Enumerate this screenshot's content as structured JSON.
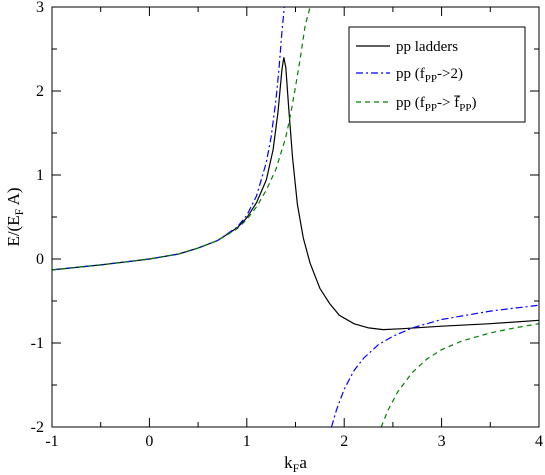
{
  "chart_data": {
    "type": "line",
    "xlabel": {
      "main": "k",
      "sub": "F",
      "tail": "a"
    },
    "ylabel": {
      "pre": "E/(E",
      "sub": "F",
      "tail": " A)"
    },
    "xlim": [
      -1,
      4
    ],
    "ylim": [
      -2,
      3
    ],
    "grid": false,
    "legend_position": "top-right",
    "x_ticks": [
      -1,
      0,
      1,
      2,
      3,
      4
    ],
    "y_ticks": [
      -2,
      -1,
      0,
      1,
      2,
      3
    ],
    "x_tick_labels": [
      "-1",
      "0",
      "1",
      "2",
      "3",
      "4"
    ],
    "y_tick_labels": [
      "-2",
      "-1",
      "0",
      "1",
      "2",
      "3"
    ],
    "series": [
      {
        "name": "pp ladders",
        "legend": {
          "pre": "pp ladders",
          "sub": "",
          "post": "",
          "bar": false
        },
        "color": "#000000",
        "dash": "none",
        "x": [
          -1.0,
          -0.5,
          0.0,
          0.3,
          0.5,
          0.7,
          0.9,
          1.0,
          1.1,
          1.2,
          1.27,
          1.32,
          1.36,
          1.38,
          1.4,
          1.43,
          1.47,
          1.52,
          1.58,
          1.65,
          1.75,
          1.85,
          1.95,
          2.1,
          2.25,
          2.4,
          2.6,
          3.0,
          3.5,
          4.0
        ],
        "y": [
          -0.13,
          -0.07,
          0.0,
          0.06,
          0.13,
          0.22,
          0.37,
          0.49,
          0.67,
          0.94,
          1.3,
          1.75,
          2.25,
          2.4,
          2.28,
          1.8,
          1.2,
          0.65,
          0.25,
          -0.05,
          -0.35,
          -0.53,
          -0.67,
          -0.77,
          -0.82,
          -0.84,
          -0.83,
          -0.8,
          -0.77,
          -0.73
        ]
      },
      {
        "name": "pp (fPP->2)",
        "legend": {
          "pre": "pp (f",
          "sub": "PP",
          "post": "->2)",
          "bar": false
        },
        "color": "#0000ff",
        "dash": "7,3,2,3",
        "segments": [
          {
            "x": [
              -1.0,
              -0.5,
              0.0,
              0.3,
              0.5,
              0.7,
              0.9,
              1.0,
              1.1,
              1.2,
              1.25,
              1.3,
              1.33,
              1.36,
              1.385
            ],
            "y": [
              -0.13,
              -0.07,
              0.0,
              0.06,
              0.13,
              0.22,
              0.38,
              0.52,
              0.75,
              1.15,
              1.45,
              1.9,
              2.25,
              2.7,
              3.0
            ]
          },
          {
            "x": [
              1.87,
              1.92,
              2.0,
              2.1,
              2.2,
              2.35,
              2.5,
              2.7,
              3.0,
              3.5,
              4.0
            ],
            "y": [
              -2.0,
              -1.8,
              -1.55,
              -1.33,
              -1.18,
              -1.02,
              -0.92,
              -0.82,
              -0.72,
              -0.62,
              -0.55
            ]
          }
        ]
      },
      {
        "name": "pp (fPP-> f̄PP)",
        "legend": {
          "pre": "pp (f",
          "sub": "PP",
          "post": "-> ",
          "bar": true,
          "bar_sub": "PP",
          "close": ")"
        },
        "color": "#008000",
        "dash": "5,4",
        "segments": [
          {
            "x": [
              -1.0,
              -0.5,
              0.0,
              0.3,
              0.5,
              0.7,
              0.9,
              1.0,
              1.1,
              1.2,
              1.3,
              1.4,
              1.45,
              1.5,
              1.55,
              1.6,
              1.65
            ],
            "y": [
              -0.13,
              -0.07,
              0.0,
              0.06,
              0.13,
              0.22,
              0.36,
              0.47,
              0.62,
              0.82,
              1.07,
              1.45,
              1.72,
              2.05,
              2.4,
              2.78,
              3.0
            ]
          },
          {
            "x": [
              2.38,
              2.45,
              2.55,
              2.7,
              2.85,
              3.0,
              3.2,
              3.5,
              3.75,
              4.0
            ],
            "y": [
              -2.0,
              -1.8,
              -1.58,
              -1.35,
              -1.19,
              -1.08,
              -0.98,
              -0.88,
              -0.82,
              -0.77
            ]
          }
        ]
      }
    ]
  }
}
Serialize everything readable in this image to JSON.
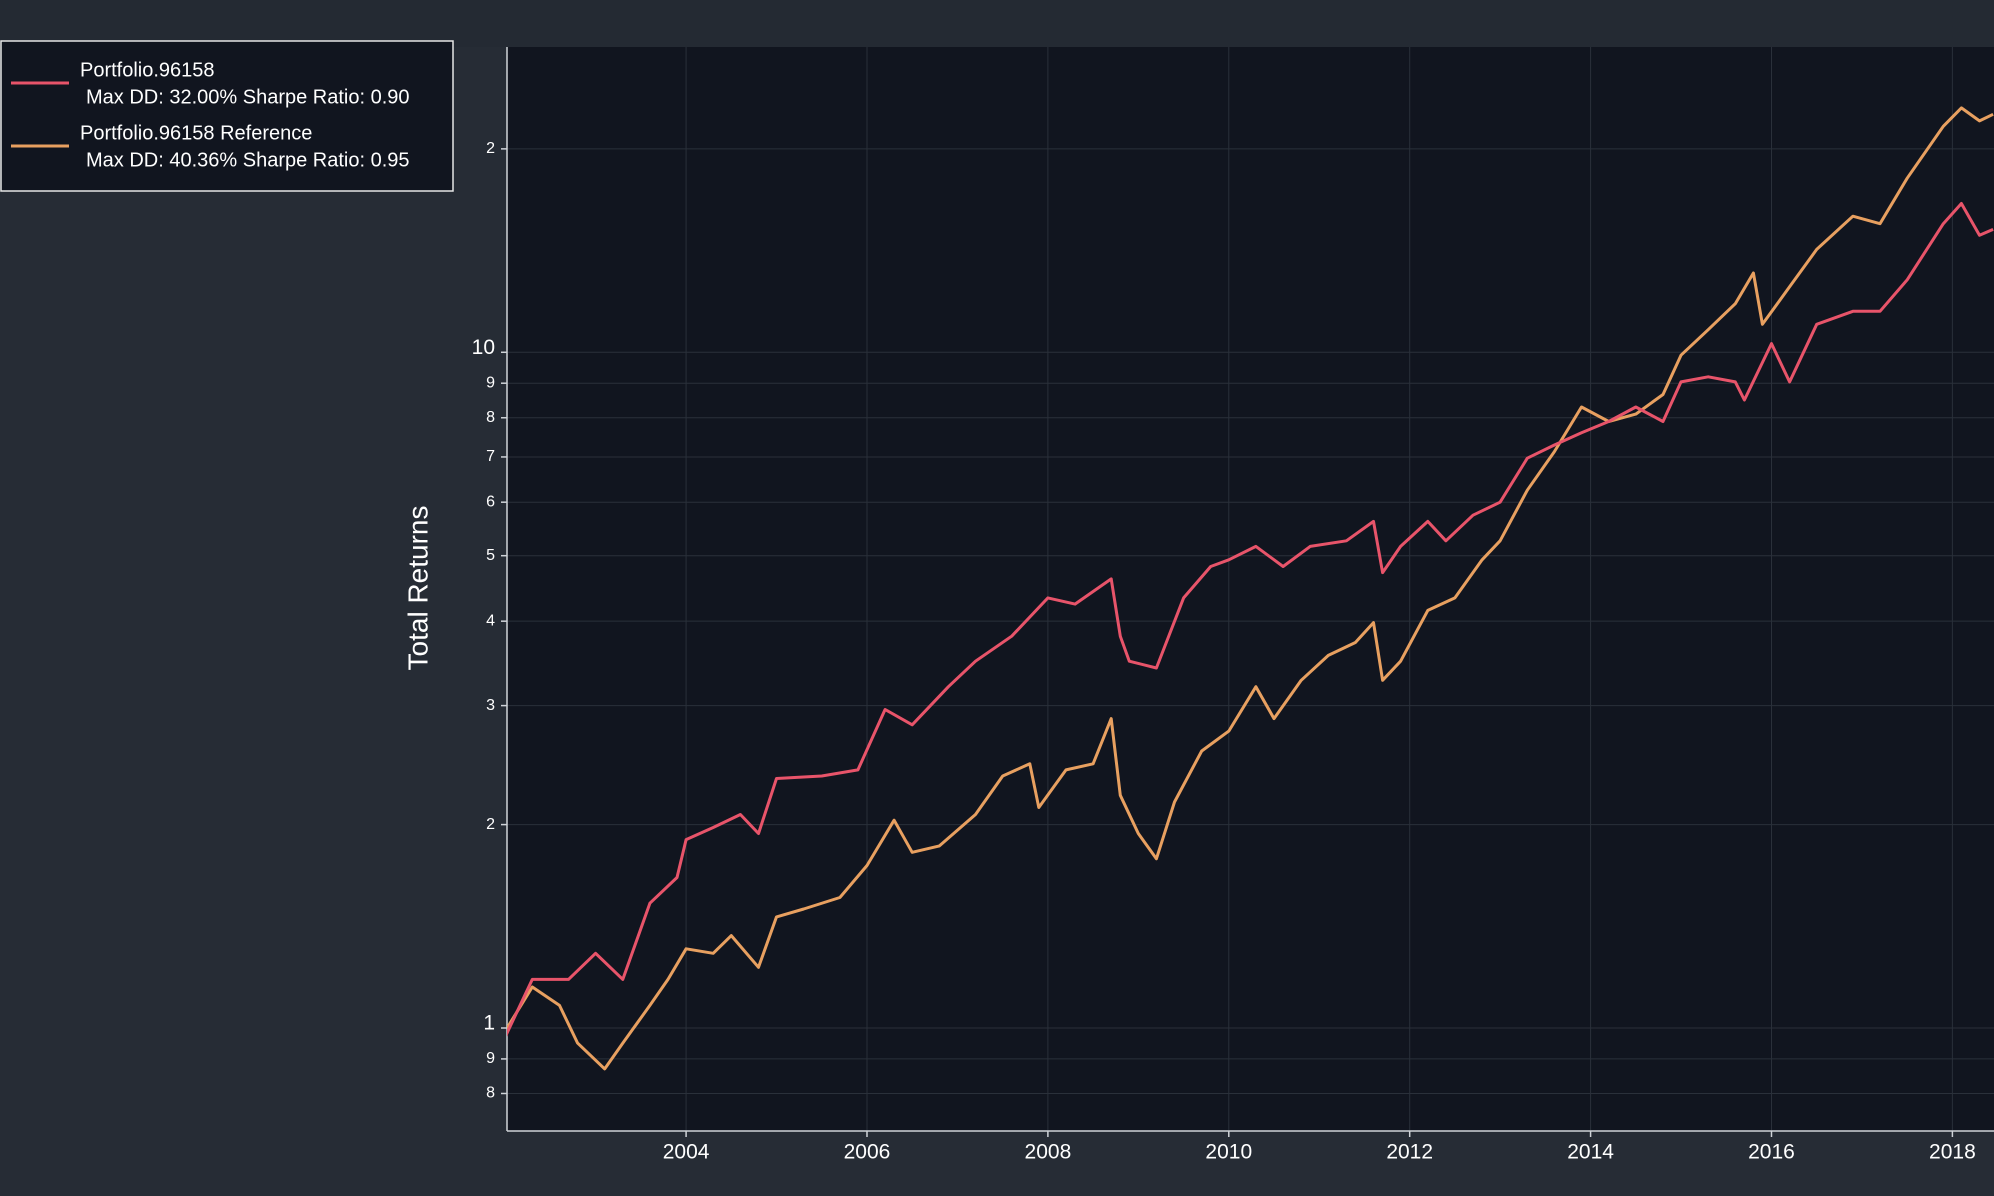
{
  "chart_data": {
    "type": "line",
    "y_label": "Total Returns",
    "log_y": true,
    "grid": true,
    "legend": "top-left",
    "xlim": [
      2002.02,
      2018.46
    ],
    "xticks": [
      2004,
      2006,
      2008,
      2010,
      2012,
      2014,
      2016,
      2018
    ],
    "ylim": [
      0.704,
      28.3
    ],
    "yticks": [
      {
        "value": 0.8,
        "label": "8"
      },
      {
        "value": 0.9,
        "label": "9"
      },
      1,
      2,
      3,
      4,
      5,
      6,
      7,
      8,
      9,
      10,
      {
        "value": 20,
        "label": "2"
      }
    ],
    "series": [
      {
        "name": "Portfolio.96158",
        "stats": "Max DD: 32.00% Sharpe Ratio: 0.90",
        "color": "#e8546a",
        "x": [
          2002.0,
          2002.3,
          2002.7,
          2003.0,
          2003.3,
          2003.6,
          2003.9,
          2004.0,
          2004.3,
          2004.6,
          2004.8,
          2005.0,
          2005.5,
          2005.9,
          2006.2,
          2006.5,
          2006.9,
          2007.2,
          2007.6,
          2008.0,
          2008.3,
          2008.7,
          2008.8,
          2008.9,
          2009.2,
          2009.5,
          2009.8,
          2010.0,
          2010.3,
          2010.6,
          2010.9,
          2011.3,
          2011.6,
          2011.7,
          2011.9,
          2012.2,
          2012.4,
          2012.7,
          2013.0,
          2013.3,
          2013.6,
          2013.9,
          2014.2,
          2014.5,
          2014.8,
          2015.0,
          2015.3,
          2015.6,
          2015.7,
          2016.0,
          2016.2,
          2016.5,
          2016.9,
          2017.2,
          2017.5,
          2017.9,
          2018.1,
          2018.3,
          2018.45
        ],
        "values": [
          0.97,
          1.18,
          1.18,
          1.29,
          1.18,
          1.53,
          1.67,
          1.9,
          1.98,
          2.07,
          1.94,
          2.34,
          2.36,
          2.41,
          2.96,
          2.81,
          3.2,
          3.49,
          3.8,
          4.33,
          4.24,
          4.62,
          3.8,
          3.49,
          3.41,
          4.33,
          4.82,
          4.93,
          5.16,
          4.82,
          5.16,
          5.26,
          5.62,
          4.72,
          5.16,
          5.62,
          5.26,
          5.74,
          6.0,
          6.97,
          7.29,
          7.6,
          7.9,
          8.3,
          7.9,
          9.04,
          9.2,
          9.04,
          8.5,
          10.3,
          9.04,
          11.0,
          11.5,
          11.5,
          12.8,
          15.5,
          16.6,
          14.9,
          15.2
        ]
      },
      {
        "name": "Portfolio.96158 Reference",
        "stats": "Max DD: 40.36% Sharpe Ratio: 0.95",
        "color": "#e8a060",
        "x": [
          2002.0,
          2002.3,
          2002.6,
          2002.8,
          2003.1,
          2003.3,
          2003.6,
          2003.8,
          2004.0,
          2004.3,
          2004.5,
          2004.8,
          2005.0,
          2005.3,
          2005.7,
          2006.0,
          2006.3,
          2006.5,
          2006.8,
          2007.2,
          2007.5,
          2007.8,
          2007.9,
          2008.2,
          2008.5,
          2008.7,
          2008.8,
          2009.0,
          2009.2,
          2009.4,
          2009.7,
          2010.0,
          2010.3,
          2010.5,
          2010.8,
          2011.1,
          2011.4,
          2011.6,
          2011.7,
          2011.9,
          2012.2,
          2012.5,
          2012.8,
          2013.0,
          2013.3,
          2013.6,
          2013.9,
          2014.2,
          2014.5,
          2014.8,
          2015.0,
          2015.3,
          2015.6,
          2015.8,
          2015.9,
          2016.2,
          2016.5,
          2016.9,
          2017.2,
          2017.5,
          2017.9,
          2018.1,
          2018.3,
          2018.45
        ],
        "values": [
          0.99,
          1.15,
          1.08,
          0.95,
          0.87,
          0.95,
          1.08,
          1.18,
          1.31,
          1.29,
          1.37,
          1.23,
          1.46,
          1.5,
          1.56,
          1.74,
          2.03,
          1.82,
          1.86,
          2.07,
          2.36,
          2.46,
          2.12,
          2.41,
          2.46,
          2.87,
          2.21,
          1.94,
          1.78,
          2.16,
          2.57,
          2.75,
          3.2,
          2.87,
          3.27,
          3.56,
          3.72,
          3.98,
          3.27,
          3.49,
          4.15,
          4.33,
          4.93,
          5.26,
          6.25,
          7.13,
          8.3,
          7.9,
          8.1,
          8.66,
          9.9,
          10.8,
          11.8,
          13.1,
          11.0,
          12.5,
          14.2,
          15.9,
          15.5,
          18.1,
          21.6,
          23.0,
          22.0,
          22.5
        ]
      }
    ]
  }
}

WHAT IS NEEDED:
Copy every line of the data that holds the string "Ratio".

SOLUTION BELOW:
        "stats": "Max DD: 32.00% Sharpe Ratio: 0.90",
        "stats": "Max DD: 40.36% Sharpe Ratio: 0.95",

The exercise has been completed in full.